+++ Exercise materials +++
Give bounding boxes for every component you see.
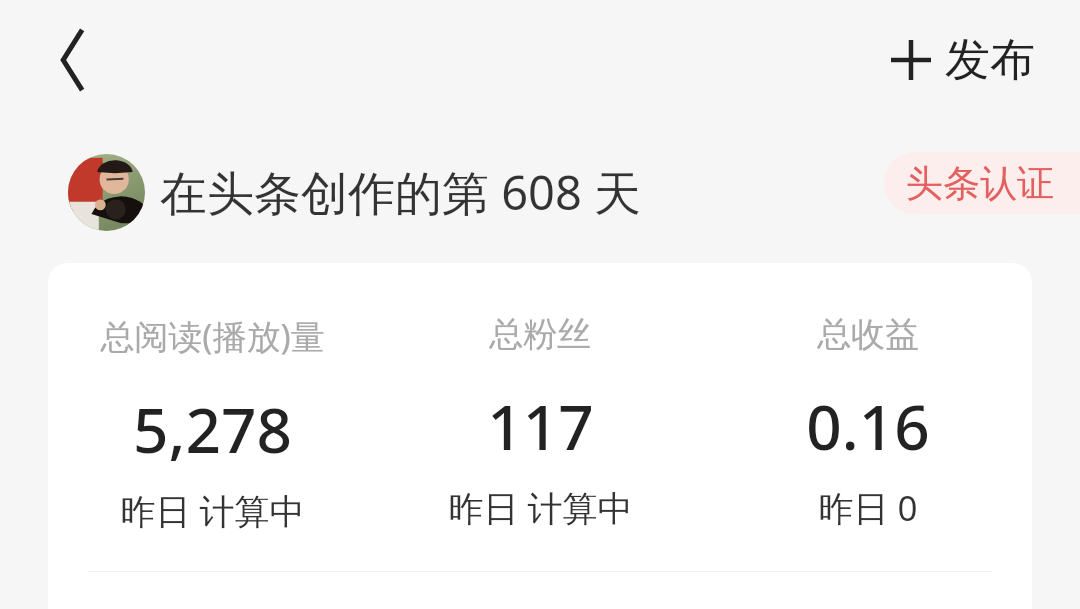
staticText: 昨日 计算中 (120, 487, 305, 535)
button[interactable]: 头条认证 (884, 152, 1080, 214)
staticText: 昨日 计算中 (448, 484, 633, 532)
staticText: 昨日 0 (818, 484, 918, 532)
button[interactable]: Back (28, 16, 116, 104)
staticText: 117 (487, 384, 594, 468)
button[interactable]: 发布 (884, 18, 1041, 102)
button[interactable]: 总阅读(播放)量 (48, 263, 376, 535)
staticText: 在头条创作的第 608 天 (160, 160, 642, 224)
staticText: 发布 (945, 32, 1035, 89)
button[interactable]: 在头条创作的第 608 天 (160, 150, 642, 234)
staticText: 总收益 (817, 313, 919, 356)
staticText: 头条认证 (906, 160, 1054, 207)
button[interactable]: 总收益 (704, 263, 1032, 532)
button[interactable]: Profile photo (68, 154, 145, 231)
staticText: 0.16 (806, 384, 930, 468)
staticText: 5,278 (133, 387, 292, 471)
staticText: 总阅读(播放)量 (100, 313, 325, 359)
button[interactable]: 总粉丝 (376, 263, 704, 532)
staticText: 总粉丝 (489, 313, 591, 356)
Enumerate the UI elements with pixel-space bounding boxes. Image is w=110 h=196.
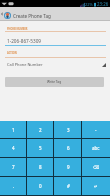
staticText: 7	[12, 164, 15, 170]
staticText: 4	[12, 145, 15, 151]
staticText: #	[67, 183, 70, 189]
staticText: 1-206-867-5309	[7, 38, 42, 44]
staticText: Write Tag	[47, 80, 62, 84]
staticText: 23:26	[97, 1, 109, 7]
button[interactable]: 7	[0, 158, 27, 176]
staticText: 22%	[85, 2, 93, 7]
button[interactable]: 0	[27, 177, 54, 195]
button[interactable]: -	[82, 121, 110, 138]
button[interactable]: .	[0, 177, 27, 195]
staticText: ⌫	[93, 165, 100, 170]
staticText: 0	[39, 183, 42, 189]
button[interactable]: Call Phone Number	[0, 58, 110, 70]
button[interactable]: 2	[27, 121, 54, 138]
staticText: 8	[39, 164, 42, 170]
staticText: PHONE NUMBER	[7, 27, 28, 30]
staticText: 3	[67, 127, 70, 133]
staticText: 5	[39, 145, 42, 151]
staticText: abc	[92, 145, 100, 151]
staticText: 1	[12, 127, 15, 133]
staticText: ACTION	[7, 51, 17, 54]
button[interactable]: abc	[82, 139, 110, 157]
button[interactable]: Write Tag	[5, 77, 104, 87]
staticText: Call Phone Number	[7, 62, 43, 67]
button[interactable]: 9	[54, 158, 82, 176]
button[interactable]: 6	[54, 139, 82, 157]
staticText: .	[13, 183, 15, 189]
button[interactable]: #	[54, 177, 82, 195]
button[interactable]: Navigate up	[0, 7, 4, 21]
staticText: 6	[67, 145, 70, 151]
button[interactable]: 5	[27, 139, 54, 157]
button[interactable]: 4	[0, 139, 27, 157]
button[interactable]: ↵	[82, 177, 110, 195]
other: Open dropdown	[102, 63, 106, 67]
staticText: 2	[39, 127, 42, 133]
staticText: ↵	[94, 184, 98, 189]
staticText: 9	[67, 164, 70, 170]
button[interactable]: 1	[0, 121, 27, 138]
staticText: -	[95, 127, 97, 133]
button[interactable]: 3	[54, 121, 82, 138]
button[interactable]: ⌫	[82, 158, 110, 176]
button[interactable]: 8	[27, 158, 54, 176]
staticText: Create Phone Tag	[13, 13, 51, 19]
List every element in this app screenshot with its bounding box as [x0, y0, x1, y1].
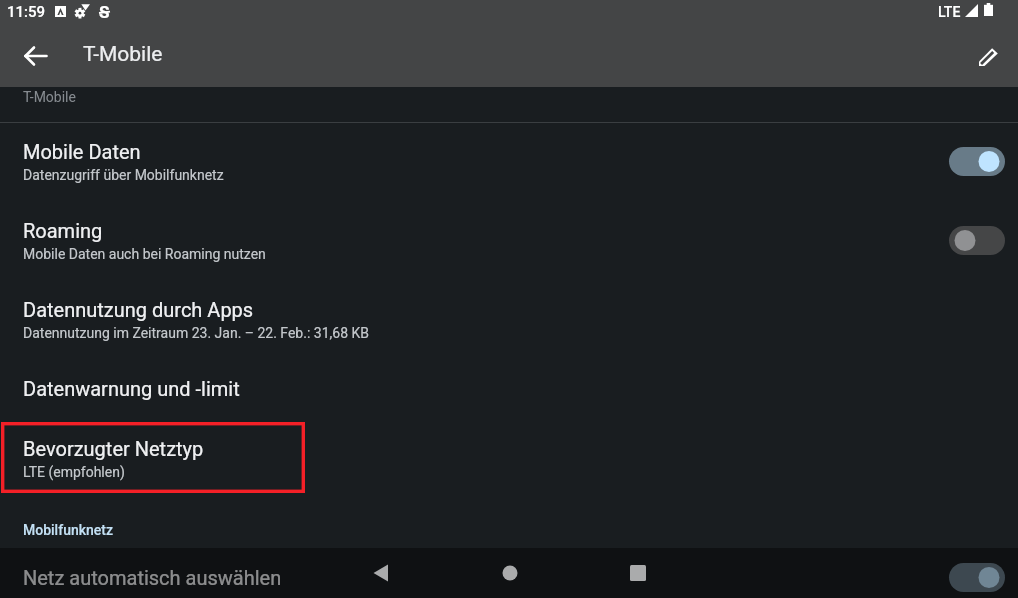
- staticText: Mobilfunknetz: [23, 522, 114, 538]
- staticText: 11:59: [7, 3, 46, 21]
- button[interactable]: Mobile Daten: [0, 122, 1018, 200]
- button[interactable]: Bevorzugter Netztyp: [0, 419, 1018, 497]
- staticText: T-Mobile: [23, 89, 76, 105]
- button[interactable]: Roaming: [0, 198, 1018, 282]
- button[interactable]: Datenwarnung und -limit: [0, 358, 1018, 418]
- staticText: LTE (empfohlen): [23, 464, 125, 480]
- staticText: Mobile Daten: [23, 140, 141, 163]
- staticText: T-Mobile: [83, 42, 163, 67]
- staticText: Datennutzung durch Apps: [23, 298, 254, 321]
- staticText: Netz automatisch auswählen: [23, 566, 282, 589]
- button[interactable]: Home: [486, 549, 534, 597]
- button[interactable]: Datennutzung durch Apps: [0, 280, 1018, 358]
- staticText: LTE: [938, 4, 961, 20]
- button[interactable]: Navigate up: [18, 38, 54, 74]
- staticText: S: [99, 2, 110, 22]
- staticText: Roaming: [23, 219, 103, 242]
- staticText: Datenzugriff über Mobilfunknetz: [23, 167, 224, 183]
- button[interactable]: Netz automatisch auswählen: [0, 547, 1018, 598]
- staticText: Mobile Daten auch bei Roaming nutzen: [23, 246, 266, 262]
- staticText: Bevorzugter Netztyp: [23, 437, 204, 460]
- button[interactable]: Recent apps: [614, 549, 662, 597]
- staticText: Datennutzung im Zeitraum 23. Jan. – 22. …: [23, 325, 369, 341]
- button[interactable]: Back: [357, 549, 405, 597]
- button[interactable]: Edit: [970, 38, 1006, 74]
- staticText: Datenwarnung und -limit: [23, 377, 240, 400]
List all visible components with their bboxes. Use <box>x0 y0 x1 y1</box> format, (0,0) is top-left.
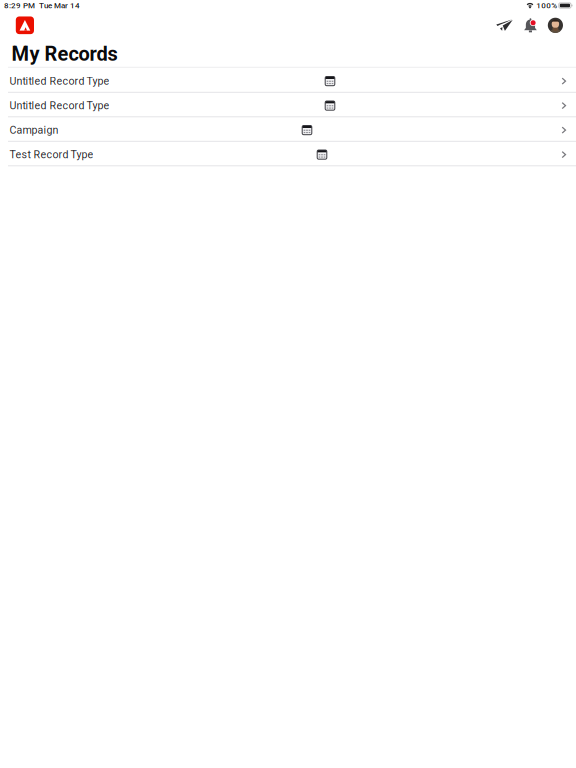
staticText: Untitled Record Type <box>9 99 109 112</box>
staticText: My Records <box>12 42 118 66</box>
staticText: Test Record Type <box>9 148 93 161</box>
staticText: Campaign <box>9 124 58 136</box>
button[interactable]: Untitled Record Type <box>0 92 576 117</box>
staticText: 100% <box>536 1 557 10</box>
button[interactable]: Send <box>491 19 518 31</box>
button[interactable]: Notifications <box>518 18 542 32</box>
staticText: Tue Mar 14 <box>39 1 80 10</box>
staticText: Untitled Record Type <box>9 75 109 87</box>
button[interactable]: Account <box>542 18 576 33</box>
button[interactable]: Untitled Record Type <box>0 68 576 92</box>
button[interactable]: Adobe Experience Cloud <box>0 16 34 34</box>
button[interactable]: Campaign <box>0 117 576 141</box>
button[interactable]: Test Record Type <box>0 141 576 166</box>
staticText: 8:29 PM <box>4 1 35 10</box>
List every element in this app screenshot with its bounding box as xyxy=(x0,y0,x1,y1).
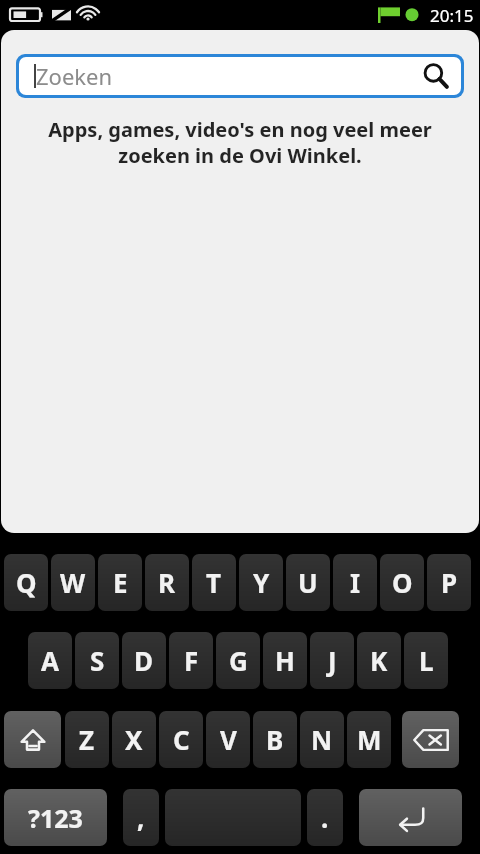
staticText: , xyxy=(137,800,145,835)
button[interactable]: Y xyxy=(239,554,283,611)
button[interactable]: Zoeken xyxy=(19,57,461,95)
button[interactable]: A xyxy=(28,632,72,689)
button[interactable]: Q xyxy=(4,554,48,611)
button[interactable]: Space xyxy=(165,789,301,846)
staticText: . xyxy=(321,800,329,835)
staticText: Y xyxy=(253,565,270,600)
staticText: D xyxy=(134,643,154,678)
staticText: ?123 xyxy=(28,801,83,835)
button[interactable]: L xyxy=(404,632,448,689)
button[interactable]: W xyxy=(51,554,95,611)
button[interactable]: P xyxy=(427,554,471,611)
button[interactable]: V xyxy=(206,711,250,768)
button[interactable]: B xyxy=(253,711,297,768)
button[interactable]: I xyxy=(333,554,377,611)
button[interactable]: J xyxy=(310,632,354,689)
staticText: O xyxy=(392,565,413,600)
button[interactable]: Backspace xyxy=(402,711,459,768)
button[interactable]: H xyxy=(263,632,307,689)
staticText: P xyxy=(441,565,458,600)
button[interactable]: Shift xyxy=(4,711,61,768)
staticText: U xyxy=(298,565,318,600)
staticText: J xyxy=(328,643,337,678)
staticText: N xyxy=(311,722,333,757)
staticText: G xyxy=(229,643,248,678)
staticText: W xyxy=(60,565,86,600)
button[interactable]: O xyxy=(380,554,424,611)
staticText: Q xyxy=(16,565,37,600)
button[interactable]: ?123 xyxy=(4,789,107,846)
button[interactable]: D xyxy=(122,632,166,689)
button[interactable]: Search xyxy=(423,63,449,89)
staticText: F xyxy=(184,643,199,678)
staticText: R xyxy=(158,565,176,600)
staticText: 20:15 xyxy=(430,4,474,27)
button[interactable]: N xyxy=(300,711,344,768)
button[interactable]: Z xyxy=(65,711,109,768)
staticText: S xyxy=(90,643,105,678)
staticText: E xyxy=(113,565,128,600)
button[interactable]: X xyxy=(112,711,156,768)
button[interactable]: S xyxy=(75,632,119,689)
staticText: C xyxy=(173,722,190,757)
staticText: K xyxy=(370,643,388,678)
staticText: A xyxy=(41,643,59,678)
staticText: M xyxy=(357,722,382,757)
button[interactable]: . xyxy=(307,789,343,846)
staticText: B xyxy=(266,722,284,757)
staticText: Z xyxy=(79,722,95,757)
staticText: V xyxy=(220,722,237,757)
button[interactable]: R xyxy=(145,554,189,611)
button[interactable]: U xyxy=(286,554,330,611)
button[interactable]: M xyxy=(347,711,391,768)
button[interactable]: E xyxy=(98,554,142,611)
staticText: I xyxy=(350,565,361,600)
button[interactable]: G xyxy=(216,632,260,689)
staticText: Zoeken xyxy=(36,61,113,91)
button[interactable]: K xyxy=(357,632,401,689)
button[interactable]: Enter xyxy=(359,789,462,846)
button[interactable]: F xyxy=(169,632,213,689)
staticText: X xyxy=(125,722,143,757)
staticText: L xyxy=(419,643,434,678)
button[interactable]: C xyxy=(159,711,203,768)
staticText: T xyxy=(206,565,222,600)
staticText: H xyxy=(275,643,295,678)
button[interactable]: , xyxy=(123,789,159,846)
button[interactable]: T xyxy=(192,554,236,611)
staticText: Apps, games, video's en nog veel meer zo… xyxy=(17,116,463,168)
+++
### What to produce
Switch "Notifications" to "Alerts" in the records, starting at the line with "staticText: Untitled Record Type <box>9 99" and ending at the line with "button[interactable]: Account <box>542", and write out only those lines with nothing else changed.

### Answer to this exercise
staticText: Untitled Record Type <box>9 99 109 112</box>
staticText: My Records <box>12 42 118 66</box>
staticText: Test Record Type <box>9 148 93 161</box>
staticText: Campaign <box>9 124 58 136</box>
button[interactable]: Untitled Record Type <box>0 92 576 117</box>
staticText: 100% <box>536 1 557 10</box>
button[interactable]: Send <box>491 19 518 31</box>
button[interactable]: Alerts <box>518 18 542 32</box>
staticText: Tue Mar 14 <box>39 1 80 10</box>
staticText: Untitled Record Type <box>9 75 109 87</box>
button[interactable]: Account <box>542 18 576 33</box>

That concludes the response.